▶ **Goal**:
How many of these lines hold the string "September"? Answer with the number only.

▶ **Supplied material**:
■ ■ ■ ■ ■
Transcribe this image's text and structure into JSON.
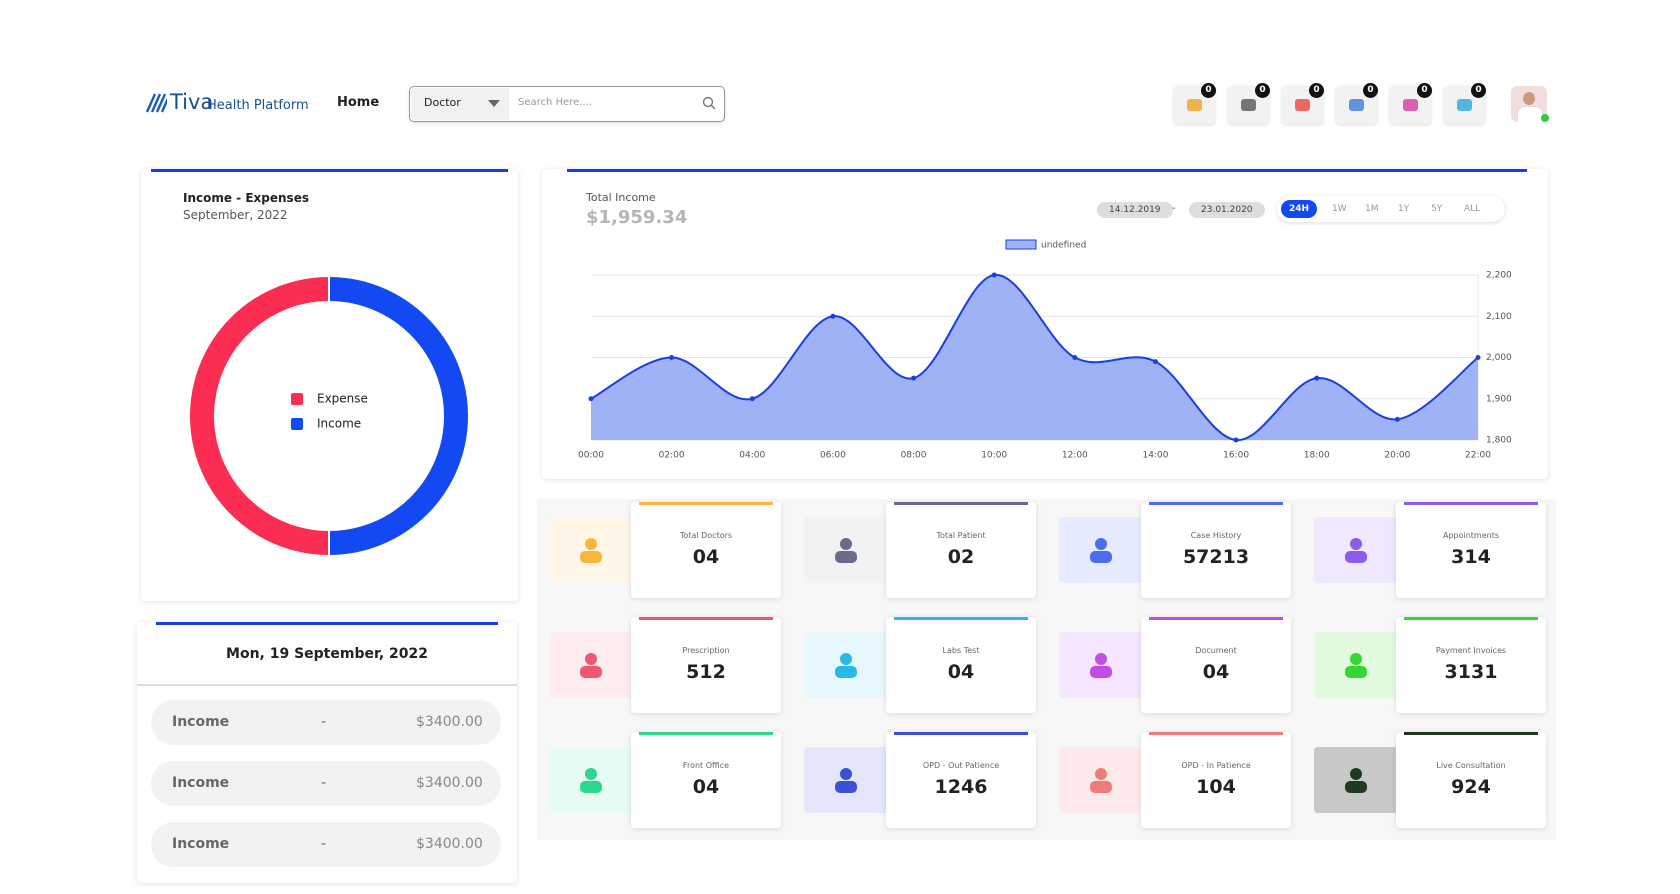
{
  "header": {
    "brand": "Tiva",
    "brand_sub": "Health Platform",
    "nav": "Home",
    "dropdown": "Doctor",
    "search_placeholder": "Search Here....",
    "badges": [
      "0",
      "0",
      "0",
      "0",
      "0",
      "0"
    ]
  },
  "chart_data": [
    {
      "type": "pie",
      "donut": true,
      "title": "Income - Expenses",
      "subtitle": "September, 2022",
      "categories": [
        "Expense",
        "Income"
      ],
      "values": [
        50,
        50
      ],
      "colors": [
        "#fb2d52",
        "#1249f2"
      ]
    },
    {
      "type": "line",
      "title": "Total Income",
      "subtitle": "$1,959.34",
      "date_from": "14.12.2019",
      "date_sep": "-",
      "date_to": "23.01.2020",
      "ranges": [
        "24H",
        "1W",
        "1M",
        "1Y",
        "5Y",
        "ALL"
      ],
      "active_range": 0,
      "x": [
        "00:00",
        "02:00",
        "04:00",
        "06:00",
        "08:00",
        "10:00",
        "12:00",
        "14:00",
        "16:00",
        "18:00",
        "20:00",
        "22:00"
      ],
      "series": [
        {
          "name": "undefined",
          "color": "#1a3fe0",
          "fill": "#9fb2f5",
          "values": [
            1900,
            2000,
            1900,
            2100,
            1950,
            2200,
            2000,
            1990,
            1800,
            1950,
            1850,
            2000
          ]
        }
      ],
      "ylim": [
        1800,
        2200
      ],
      "yticks": [
        {
          "value": 1800,
          "label": "1,800"
        },
        {
          "value": 1900,
          "label": "1,900"
        },
        {
          "value": 2000,
          "label": "2,000"
        },
        {
          "value": 2100,
          "label": "2,100"
        },
        {
          "value": 2200,
          "label": "2,200"
        }
      ],
      "grid": true,
      "legend": "top"
    }
  ],
  "date_card": {
    "title": "Mon, 19 September, 2022",
    "rows": [
      {
        "label": "Income",
        "sep": "-",
        "amount": "$3400.00"
      },
      {
        "label": "Income",
        "sep": "-",
        "amount": "$3400.00"
      },
      {
        "label": "Income",
        "sep": "-",
        "amount": "$3400.00"
      }
    ]
  },
  "stats": [
    {
      "label": "Total Doctors",
      "value": "04",
      "color": "#f6b73c",
      "icon_bg": "#fff6e8"
    },
    {
      "label": "Total Patient",
      "value": "02",
      "color": "#6a6b8c",
      "icon_bg": "#f2f2f5"
    },
    {
      "label": "Case History",
      "value": "57213",
      "color": "#4a6ef0",
      "icon_bg": "#e6ebff"
    },
    {
      "label": "Appointments",
      "value": "314",
      "color": "#8a5cf0",
      "icon_bg": "#efe8ff"
    },
    {
      "label": "Prescription",
      "value": "512",
      "color": "#f2566f",
      "icon_bg": "#ffecef"
    },
    {
      "label": "Labs Test",
      "value": "04",
      "color": "#2ab8e6",
      "icon_bg": "#e6f7fd"
    },
    {
      "label": "Document",
      "value": "04",
      "color": "#c24de6",
      "icon_bg": "#f7e6ff"
    },
    {
      "label": "Payment Invoices",
      "value": "3131",
      "color": "#33d633",
      "icon_bg": "#e2fbdf"
    },
    {
      "label": "Front Office",
      "value": "04",
      "color": "#2bd68e",
      "icon_bg": "#e6fbf1"
    },
    {
      "label": "OPD - Out Patience",
      "value": "1246",
      "color": "#3b4fd8",
      "icon_bg": "#e3e6fb"
    },
    {
      "label": "OPD - In Patience",
      "value": "104",
      "color": "#f07a7a",
      "icon_bg": "#fde9e9"
    },
    {
      "label": "Live Consultation",
      "value": "924",
      "color": "#1f3a20",
      "icon_bg": "#c8c8c8"
    }
  ]
}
■ ■ ■ ■ ■
▶ **Task solution**:
2